# Stated problem
From the entries below, list each line with "color".

# Provided entries
....

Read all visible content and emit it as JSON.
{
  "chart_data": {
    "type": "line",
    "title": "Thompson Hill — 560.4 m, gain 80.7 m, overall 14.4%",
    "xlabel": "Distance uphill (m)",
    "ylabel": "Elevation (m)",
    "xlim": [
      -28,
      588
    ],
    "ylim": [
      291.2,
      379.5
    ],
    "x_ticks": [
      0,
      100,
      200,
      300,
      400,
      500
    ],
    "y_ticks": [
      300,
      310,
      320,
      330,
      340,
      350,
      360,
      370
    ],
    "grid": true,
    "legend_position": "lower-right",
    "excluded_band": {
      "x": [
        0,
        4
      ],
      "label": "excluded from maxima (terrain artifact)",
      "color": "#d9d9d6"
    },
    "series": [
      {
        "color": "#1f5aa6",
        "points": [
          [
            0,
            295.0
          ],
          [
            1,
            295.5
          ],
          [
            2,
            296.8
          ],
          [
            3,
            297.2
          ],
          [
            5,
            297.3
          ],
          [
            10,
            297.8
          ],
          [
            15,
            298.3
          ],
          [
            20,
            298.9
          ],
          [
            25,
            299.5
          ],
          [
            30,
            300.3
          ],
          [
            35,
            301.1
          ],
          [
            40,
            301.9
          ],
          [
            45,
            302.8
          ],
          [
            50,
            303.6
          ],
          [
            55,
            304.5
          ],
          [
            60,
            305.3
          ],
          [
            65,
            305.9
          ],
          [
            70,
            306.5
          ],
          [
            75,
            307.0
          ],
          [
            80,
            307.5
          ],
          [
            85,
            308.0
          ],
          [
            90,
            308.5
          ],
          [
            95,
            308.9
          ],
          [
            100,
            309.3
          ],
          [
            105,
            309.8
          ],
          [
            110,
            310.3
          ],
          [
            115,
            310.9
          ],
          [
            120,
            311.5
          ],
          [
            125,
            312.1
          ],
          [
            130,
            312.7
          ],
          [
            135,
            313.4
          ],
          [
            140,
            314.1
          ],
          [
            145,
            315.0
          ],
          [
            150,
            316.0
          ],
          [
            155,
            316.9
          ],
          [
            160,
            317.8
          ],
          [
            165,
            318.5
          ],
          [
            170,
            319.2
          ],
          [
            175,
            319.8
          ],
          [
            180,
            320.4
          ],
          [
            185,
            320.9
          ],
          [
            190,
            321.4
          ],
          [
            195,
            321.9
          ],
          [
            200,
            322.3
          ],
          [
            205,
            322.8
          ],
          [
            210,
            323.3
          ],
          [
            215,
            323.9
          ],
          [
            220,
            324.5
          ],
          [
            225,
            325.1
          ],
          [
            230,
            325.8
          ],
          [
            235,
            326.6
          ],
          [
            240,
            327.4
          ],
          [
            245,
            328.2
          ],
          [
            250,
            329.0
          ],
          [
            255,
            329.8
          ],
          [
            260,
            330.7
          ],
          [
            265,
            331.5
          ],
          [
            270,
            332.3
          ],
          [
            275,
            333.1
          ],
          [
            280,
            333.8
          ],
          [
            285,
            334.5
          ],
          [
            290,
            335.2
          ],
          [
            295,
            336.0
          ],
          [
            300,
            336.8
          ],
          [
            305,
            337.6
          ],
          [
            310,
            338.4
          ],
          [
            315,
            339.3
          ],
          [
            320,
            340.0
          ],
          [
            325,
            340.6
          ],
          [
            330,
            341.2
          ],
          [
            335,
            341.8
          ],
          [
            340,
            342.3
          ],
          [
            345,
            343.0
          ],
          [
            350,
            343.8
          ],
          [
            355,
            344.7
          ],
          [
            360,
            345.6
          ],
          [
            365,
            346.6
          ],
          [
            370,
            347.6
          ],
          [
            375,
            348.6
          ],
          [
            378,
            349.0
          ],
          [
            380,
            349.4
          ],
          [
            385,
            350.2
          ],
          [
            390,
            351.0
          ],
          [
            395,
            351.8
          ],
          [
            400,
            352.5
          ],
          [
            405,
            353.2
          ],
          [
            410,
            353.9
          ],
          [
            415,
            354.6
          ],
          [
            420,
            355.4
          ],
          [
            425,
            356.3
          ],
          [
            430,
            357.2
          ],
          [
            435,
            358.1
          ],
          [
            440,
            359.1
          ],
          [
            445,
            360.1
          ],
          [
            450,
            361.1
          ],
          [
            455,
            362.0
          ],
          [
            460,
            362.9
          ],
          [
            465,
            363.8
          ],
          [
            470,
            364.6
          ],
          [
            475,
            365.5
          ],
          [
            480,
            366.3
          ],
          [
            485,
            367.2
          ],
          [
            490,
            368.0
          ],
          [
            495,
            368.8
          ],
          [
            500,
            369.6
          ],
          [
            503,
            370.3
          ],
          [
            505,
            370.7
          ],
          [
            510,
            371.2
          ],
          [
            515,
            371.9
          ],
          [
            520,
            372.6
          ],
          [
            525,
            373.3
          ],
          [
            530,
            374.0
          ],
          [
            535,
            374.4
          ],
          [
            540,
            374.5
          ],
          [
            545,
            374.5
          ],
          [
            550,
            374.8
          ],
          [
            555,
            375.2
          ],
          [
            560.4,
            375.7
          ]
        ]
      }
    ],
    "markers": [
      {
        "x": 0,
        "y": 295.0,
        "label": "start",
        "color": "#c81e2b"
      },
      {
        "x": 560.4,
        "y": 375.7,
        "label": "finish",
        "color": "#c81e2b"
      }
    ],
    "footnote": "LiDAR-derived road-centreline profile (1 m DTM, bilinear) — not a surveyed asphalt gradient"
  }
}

....

# Completed task
      "color": "#d9d9d6"
        "color": "#1f5aa6",
        "color": "#c81e2b"
        "color": "#c81e2b"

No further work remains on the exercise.